------ DATASET ROWS ------
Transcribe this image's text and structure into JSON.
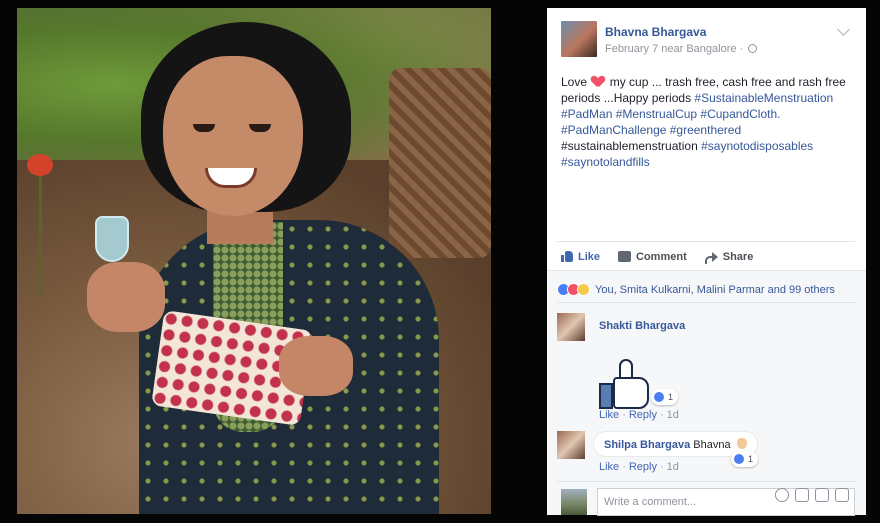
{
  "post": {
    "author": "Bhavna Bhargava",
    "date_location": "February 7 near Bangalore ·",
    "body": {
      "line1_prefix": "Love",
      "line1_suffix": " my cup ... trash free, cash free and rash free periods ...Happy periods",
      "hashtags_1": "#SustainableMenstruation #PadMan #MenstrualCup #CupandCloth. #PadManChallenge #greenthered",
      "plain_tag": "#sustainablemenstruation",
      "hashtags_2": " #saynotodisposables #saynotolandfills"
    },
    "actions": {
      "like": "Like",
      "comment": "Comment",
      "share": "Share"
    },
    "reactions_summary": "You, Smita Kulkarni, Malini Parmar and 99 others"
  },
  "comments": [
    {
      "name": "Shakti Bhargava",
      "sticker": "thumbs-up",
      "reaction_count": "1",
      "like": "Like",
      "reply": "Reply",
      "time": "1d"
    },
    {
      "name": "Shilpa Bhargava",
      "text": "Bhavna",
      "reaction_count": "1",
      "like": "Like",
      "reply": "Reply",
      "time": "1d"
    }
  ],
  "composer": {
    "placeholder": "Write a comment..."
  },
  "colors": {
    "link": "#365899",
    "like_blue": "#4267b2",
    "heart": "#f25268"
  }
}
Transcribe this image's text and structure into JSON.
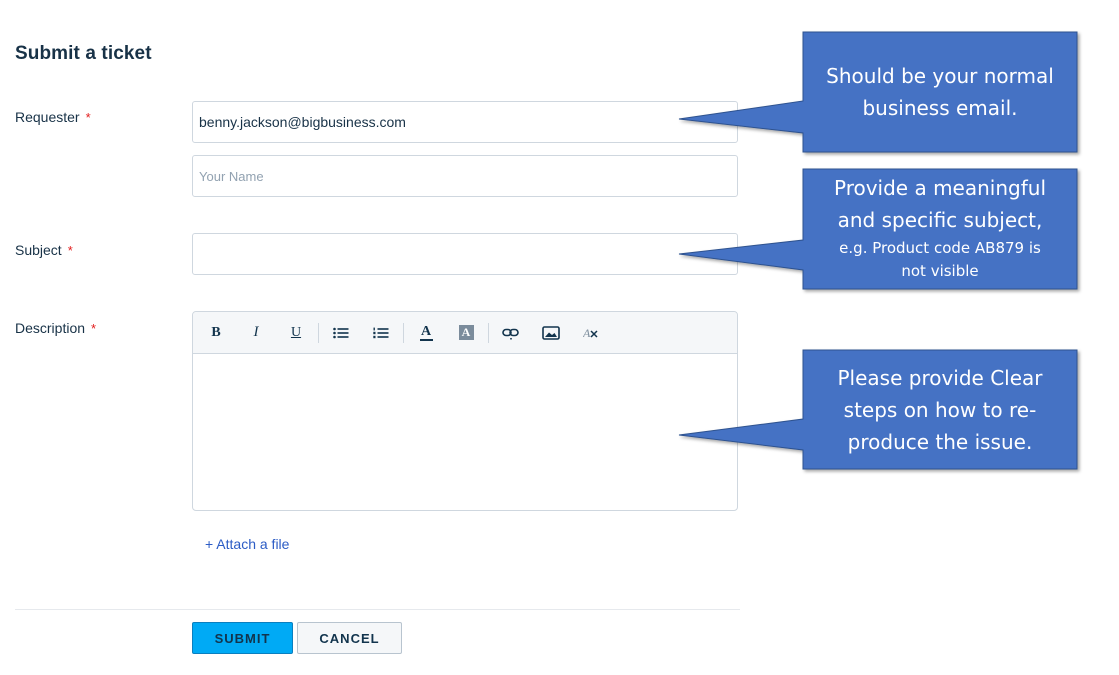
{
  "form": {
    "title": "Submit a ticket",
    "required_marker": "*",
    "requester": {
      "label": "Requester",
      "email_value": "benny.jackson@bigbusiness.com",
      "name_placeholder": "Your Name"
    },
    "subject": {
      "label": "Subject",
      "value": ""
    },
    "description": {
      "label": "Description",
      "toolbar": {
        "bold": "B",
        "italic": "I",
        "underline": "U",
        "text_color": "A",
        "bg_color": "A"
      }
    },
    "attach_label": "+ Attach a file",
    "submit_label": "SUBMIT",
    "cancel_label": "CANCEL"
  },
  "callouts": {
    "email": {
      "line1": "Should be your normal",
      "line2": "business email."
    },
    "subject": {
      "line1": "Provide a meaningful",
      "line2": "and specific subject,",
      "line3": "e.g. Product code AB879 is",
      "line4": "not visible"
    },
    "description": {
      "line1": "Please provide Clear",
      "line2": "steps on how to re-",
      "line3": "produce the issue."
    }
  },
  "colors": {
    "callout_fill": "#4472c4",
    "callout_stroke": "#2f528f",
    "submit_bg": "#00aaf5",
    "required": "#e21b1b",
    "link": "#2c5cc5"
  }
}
------
TASK OBJECTIVE ▸ Retype every record above exactly as written, but leave out the pictures.

THE RESPONSE ▸
Transcribe this image's text and structure into JSON.
{
  "post": {
    "author": "Bhavna Bhargava",
    "date_location": "February 7 near Bangalore ·",
    "body": {
      "line1_prefix": "Love",
      "line1_suffix": " my cup ... trash free, cash free and rash free periods ...Happy periods",
      "hashtags_1": "#SustainableMenstruation #PadMan #MenstrualCup #CupandCloth. #PadManChallenge #greenthered",
      "plain_tag": "#sustainablemenstruation",
      "hashtags_2": " #saynotodisposables #saynotolandfills"
    },
    "actions": {
      "like": "Like",
      "comment": "Comment",
      "share": "Share"
    },
    "reactions_summary": "You, Smita Kulkarni, Malini Parmar and 99 others"
  },
  "comments": [
    {
      "name": "Shakti Bhargava",
      "sticker": "thumbs-up",
      "reaction_count": "1",
      "like": "Like",
      "reply": "Reply",
      "time": "1d"
    },
    {
      "name": "Shilpa Bhargava",
      "text": "Bhavna",
      "reaction_count": "1",
      "like": "Like",
      "reply": "Reply",
      "time": "1d"
    }
  ],
  "composer": {
    "placeholder": "Write a comment..."
  },
  "colors": {
    "link": "#365899",
    "like_blue": "#4267b2",
    "heart": "#f25268"
  }
}
Transcribe this image's text and structure into JSON.
{
  "form": {
    "title": "Submit a ticket",
    "required_marker": "*",
    "requester": {
      "label": "Requester",
      "email_value": "benny.jackson@bigbusiness.com",
      "name_placeholder": "Your Name"
    },
    "subject": {
      "label": "Subject",
      "value": ""
    },
    "description": {
      "label": "Description",
      "toolbar": {
        "bold": "B",
        "italic": "I",
        "underline": "U",
        "text_color": "A",
        "bg_color": "A"
      }
    },
    "attach_label": "+ Attach a file",
    "submit_label": "SUBMIT",
    "cancel_label": "CANCEL"
  },
  "callouts": {
    "email": {
      "line1": "Should be your normal",
      "line2": "business email."
    },
    "subject": {
      "line1": "Provide a meaningful",
      "line2": "and specific subject,",
      "line3": "e.g. Product code AB879 is",
      "line4": "not visible"
    },
    "description": {
      "line1": "Please provide Clear",
      "line2": "steps on how to re-",
      "line3": "produce the issue."
    }
  },
  "colors": {
    "callout_fill": "#4472c4",
    "callout_stroke": "#2f528f",
    "submit_bg": "#00aaf5",
    "required": "#e21b1b",
    "link": "#2c5cc5"
  }
}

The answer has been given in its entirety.